## [Task brief]
Locate every line in the material below that has the word "Lambings". Copy each of those lines.

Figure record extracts
---
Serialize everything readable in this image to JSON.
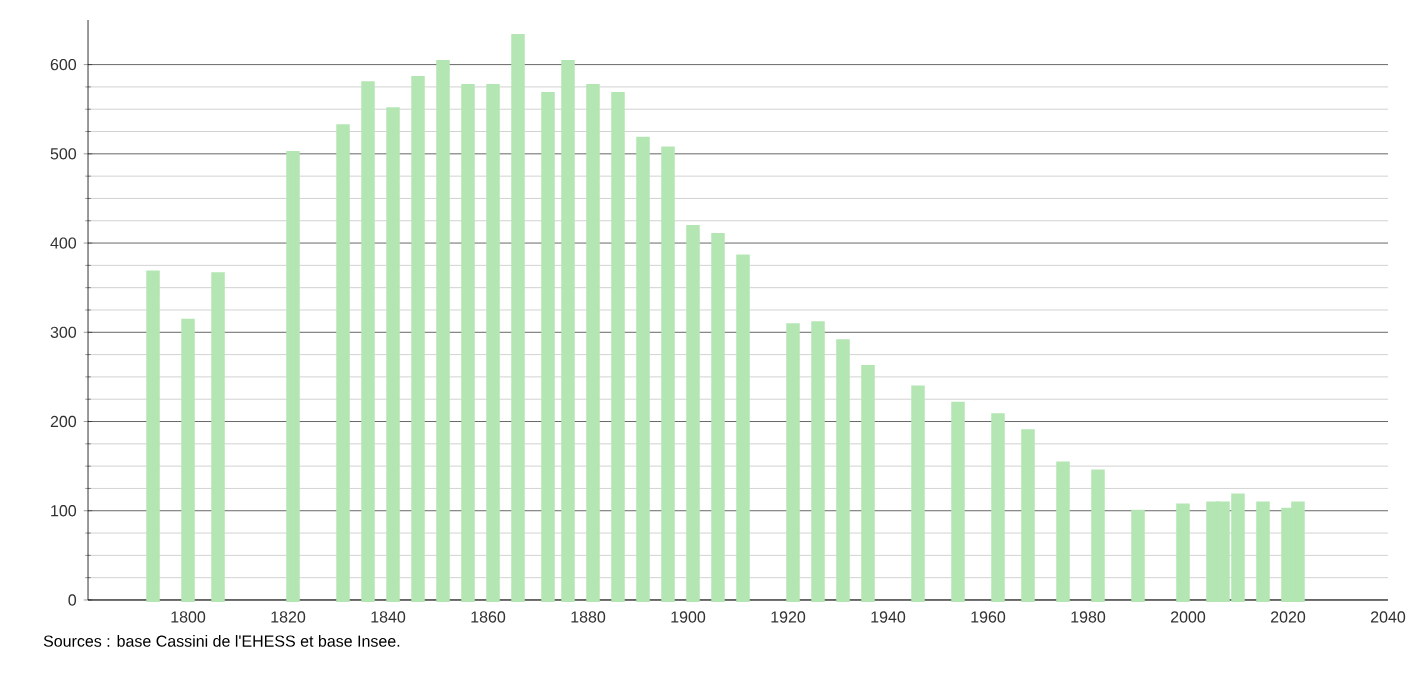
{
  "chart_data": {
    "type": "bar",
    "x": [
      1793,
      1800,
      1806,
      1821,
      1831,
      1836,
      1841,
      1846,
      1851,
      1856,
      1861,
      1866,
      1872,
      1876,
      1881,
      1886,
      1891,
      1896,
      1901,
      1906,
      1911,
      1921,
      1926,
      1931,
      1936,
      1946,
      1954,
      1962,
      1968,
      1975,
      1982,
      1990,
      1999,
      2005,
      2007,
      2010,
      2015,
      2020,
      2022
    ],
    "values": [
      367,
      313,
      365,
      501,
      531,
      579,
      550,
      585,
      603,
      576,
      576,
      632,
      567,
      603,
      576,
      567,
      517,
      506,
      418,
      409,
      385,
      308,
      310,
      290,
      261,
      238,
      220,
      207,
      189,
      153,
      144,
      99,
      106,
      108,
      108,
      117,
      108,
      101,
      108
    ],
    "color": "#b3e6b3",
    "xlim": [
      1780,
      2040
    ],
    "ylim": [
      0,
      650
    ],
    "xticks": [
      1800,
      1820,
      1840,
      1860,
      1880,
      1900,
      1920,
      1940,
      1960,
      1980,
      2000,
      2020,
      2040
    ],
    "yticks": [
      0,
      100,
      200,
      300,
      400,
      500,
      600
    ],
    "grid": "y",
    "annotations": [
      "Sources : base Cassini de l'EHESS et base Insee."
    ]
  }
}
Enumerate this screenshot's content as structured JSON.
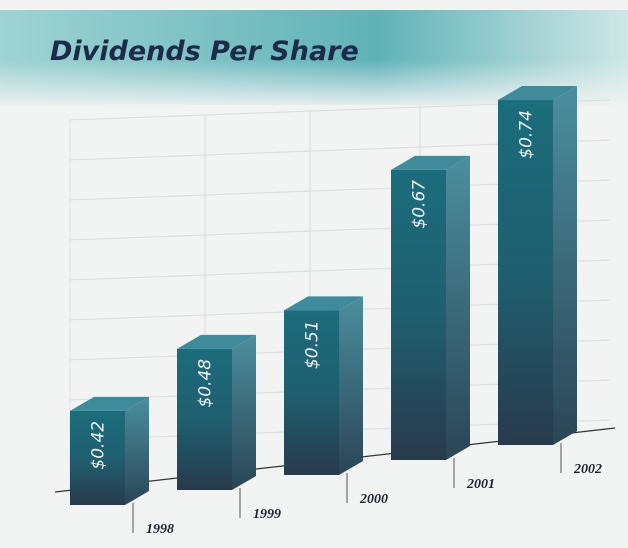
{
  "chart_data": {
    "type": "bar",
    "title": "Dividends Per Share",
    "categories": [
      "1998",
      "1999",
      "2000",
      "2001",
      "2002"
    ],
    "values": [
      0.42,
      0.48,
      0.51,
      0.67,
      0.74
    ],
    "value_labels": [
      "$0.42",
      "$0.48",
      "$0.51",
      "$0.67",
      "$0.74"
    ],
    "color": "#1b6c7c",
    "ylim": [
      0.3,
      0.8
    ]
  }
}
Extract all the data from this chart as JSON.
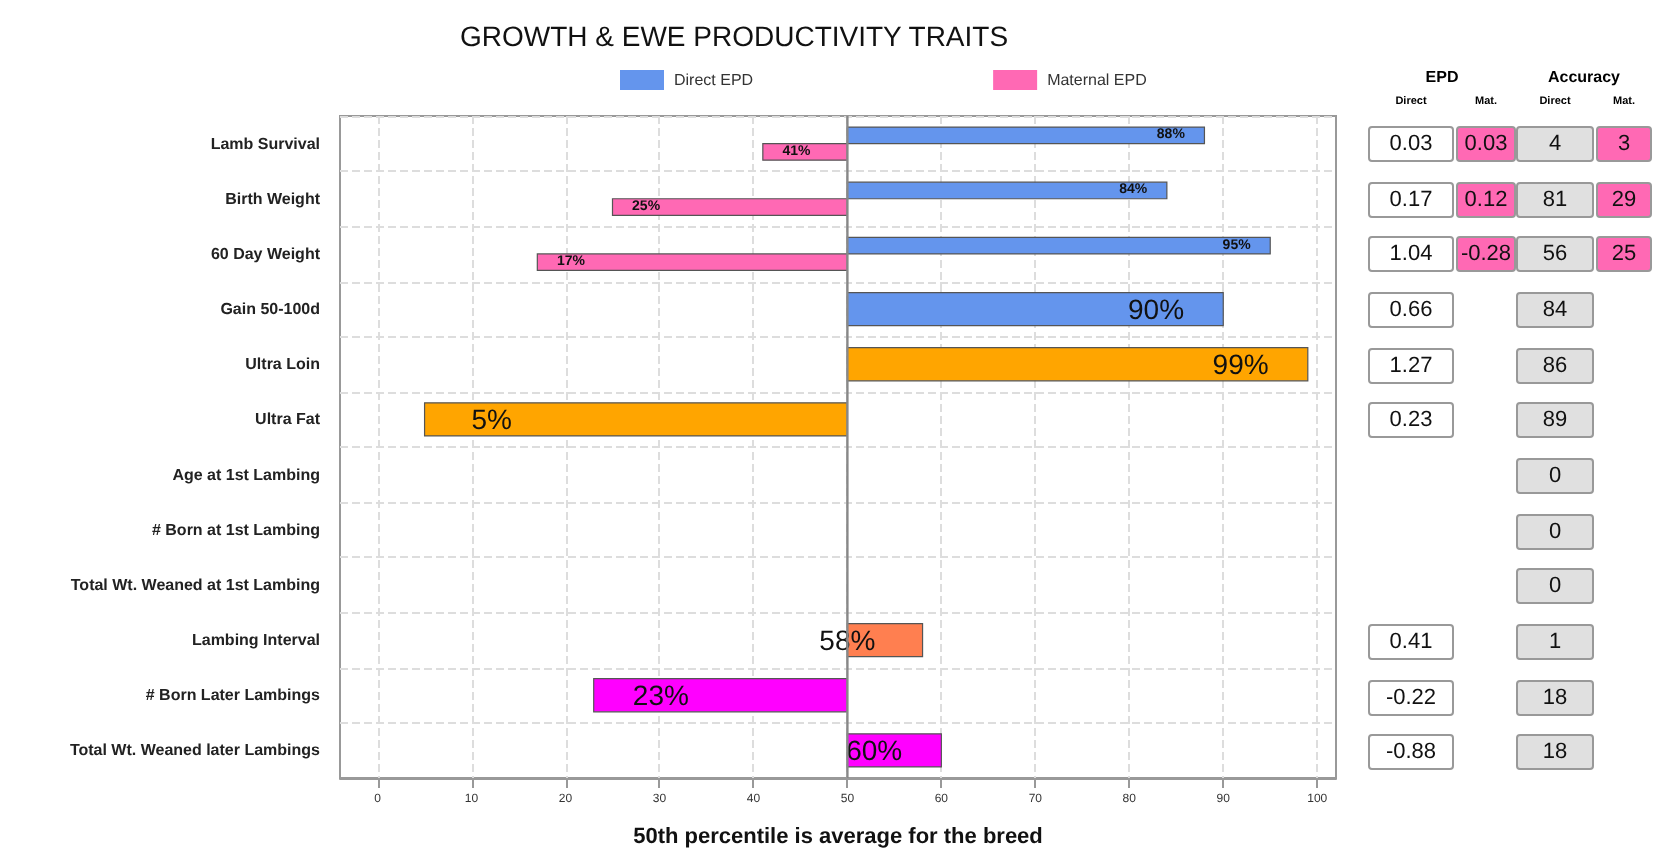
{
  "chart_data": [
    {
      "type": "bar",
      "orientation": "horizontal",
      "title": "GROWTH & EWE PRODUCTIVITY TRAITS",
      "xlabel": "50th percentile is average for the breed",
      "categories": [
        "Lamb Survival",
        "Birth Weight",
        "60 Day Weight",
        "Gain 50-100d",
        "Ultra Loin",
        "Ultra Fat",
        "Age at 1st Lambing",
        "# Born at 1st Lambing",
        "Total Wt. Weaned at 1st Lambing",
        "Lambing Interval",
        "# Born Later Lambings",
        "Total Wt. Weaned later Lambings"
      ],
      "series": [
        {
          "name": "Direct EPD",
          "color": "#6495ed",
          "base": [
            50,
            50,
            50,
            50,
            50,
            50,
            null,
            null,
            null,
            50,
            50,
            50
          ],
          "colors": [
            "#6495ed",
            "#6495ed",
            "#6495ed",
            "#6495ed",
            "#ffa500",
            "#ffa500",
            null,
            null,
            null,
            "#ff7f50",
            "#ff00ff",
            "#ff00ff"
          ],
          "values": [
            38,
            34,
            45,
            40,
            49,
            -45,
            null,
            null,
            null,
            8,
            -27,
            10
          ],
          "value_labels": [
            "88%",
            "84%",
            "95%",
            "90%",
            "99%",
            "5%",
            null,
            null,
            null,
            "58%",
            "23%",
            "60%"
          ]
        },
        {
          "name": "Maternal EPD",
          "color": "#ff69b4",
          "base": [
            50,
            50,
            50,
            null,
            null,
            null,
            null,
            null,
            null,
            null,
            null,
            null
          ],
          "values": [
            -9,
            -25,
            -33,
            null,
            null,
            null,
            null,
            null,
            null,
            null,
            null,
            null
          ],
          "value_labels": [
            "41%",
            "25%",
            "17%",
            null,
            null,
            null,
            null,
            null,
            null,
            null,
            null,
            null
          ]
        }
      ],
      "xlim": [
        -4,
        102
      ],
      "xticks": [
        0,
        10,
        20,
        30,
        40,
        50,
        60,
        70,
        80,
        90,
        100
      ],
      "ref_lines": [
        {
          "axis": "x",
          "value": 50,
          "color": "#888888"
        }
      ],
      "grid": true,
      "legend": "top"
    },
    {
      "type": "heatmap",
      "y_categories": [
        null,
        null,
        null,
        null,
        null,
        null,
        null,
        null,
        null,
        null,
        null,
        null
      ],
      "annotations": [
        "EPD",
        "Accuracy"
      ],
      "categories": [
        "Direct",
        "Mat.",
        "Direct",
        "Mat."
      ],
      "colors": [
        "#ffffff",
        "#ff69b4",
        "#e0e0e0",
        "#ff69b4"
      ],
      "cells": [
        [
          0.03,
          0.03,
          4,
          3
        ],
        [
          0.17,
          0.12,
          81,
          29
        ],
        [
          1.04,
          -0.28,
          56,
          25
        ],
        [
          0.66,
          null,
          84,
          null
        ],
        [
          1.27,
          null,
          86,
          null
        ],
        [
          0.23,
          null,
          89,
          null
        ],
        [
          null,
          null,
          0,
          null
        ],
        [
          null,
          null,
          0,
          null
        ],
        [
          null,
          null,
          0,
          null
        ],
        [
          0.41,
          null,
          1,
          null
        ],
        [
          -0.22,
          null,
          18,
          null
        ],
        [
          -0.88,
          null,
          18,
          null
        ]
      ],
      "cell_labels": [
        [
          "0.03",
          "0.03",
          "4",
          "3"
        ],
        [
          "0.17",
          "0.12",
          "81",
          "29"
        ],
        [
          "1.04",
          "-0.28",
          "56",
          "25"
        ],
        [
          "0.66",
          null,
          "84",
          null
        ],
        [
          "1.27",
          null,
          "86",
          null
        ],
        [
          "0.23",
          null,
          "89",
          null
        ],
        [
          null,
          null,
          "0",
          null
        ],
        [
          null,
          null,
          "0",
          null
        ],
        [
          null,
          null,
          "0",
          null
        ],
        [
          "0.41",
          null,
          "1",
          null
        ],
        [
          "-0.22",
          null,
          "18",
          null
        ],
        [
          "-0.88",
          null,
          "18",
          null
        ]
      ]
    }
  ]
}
---
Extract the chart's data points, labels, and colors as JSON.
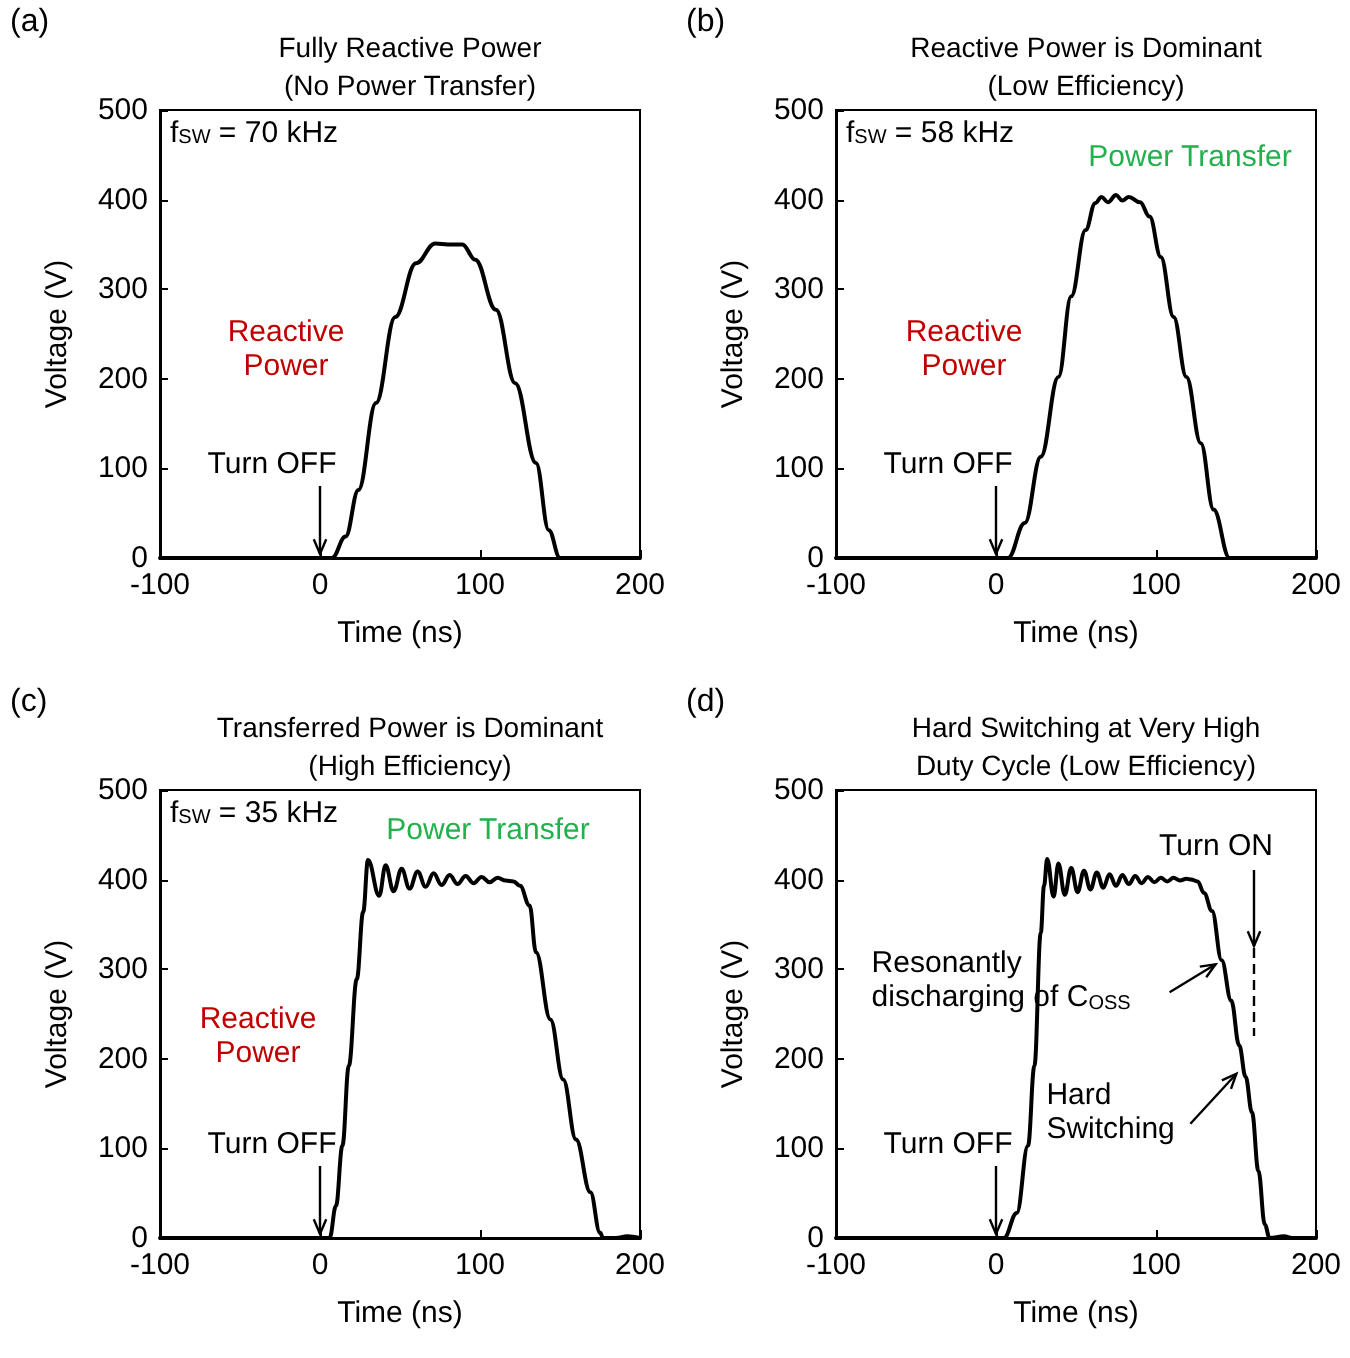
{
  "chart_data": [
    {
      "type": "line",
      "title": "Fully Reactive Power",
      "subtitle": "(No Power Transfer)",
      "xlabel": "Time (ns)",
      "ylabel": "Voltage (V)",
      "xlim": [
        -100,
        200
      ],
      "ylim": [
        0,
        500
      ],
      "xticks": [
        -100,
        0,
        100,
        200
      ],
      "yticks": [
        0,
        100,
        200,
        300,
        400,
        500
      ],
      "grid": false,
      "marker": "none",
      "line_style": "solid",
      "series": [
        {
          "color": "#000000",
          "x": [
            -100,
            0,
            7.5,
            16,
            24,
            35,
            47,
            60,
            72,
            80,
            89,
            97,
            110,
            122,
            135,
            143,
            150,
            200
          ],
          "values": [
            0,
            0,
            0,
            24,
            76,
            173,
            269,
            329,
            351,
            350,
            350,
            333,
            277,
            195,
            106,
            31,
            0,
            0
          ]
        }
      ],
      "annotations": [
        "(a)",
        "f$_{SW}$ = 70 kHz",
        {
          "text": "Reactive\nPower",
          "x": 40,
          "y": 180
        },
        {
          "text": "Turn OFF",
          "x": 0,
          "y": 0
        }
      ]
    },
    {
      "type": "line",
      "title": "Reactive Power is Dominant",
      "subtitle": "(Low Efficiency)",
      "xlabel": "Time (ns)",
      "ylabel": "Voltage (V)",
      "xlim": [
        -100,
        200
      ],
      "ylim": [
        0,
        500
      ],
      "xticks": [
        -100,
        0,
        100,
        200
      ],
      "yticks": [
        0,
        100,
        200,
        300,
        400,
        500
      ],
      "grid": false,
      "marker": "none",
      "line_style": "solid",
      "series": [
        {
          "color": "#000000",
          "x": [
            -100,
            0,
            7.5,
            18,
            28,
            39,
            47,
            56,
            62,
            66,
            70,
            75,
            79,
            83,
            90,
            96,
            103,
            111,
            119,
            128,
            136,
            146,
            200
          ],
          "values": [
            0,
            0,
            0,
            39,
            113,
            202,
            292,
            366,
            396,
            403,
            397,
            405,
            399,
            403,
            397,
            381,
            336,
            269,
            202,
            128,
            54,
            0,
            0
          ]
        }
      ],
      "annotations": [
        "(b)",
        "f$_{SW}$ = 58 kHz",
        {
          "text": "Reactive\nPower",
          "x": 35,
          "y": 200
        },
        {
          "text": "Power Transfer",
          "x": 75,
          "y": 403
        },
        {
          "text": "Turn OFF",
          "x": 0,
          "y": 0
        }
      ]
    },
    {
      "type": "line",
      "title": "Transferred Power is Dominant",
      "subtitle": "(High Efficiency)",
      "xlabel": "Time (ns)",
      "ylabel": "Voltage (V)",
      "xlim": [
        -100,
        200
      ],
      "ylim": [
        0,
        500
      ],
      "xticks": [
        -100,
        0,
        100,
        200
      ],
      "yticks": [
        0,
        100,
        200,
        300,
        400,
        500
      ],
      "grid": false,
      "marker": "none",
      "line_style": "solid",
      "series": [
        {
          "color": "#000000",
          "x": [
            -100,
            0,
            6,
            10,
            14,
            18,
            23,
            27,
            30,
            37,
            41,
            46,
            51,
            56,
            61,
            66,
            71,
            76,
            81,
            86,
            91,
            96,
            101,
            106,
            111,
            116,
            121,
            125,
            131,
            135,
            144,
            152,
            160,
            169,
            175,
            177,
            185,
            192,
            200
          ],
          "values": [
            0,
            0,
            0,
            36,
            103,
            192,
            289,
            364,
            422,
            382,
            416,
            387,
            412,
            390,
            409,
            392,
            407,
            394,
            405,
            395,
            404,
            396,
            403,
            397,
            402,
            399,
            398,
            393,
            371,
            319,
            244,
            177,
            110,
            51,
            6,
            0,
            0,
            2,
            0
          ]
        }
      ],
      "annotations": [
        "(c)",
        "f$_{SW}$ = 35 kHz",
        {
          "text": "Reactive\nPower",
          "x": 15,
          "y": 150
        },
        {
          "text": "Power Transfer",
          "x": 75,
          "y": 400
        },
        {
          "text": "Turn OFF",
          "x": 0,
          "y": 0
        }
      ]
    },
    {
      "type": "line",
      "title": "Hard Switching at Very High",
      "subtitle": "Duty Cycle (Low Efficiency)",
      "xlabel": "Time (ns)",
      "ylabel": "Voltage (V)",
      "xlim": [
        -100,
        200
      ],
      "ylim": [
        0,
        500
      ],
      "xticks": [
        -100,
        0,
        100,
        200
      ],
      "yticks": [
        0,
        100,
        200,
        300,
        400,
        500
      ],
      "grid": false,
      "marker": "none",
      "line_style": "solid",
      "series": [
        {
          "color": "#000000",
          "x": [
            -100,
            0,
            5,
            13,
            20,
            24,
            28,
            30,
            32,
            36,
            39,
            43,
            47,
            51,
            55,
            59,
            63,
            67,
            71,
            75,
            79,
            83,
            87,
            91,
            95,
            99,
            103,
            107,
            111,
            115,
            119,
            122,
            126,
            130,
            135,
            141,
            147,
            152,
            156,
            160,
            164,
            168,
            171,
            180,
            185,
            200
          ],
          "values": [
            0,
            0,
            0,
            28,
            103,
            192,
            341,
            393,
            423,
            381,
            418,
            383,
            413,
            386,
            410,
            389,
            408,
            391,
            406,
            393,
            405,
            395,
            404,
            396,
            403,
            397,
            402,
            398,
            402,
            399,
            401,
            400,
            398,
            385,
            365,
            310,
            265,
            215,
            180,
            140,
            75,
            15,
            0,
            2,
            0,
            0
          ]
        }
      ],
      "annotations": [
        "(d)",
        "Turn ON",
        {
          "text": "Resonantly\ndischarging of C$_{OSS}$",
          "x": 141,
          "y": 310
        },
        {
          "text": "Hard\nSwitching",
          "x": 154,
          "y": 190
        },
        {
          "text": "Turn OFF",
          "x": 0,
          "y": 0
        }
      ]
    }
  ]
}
---
## [Result of the task]
        "# Born Later Lambings",
        "Total Wt. Weaned later Lambings"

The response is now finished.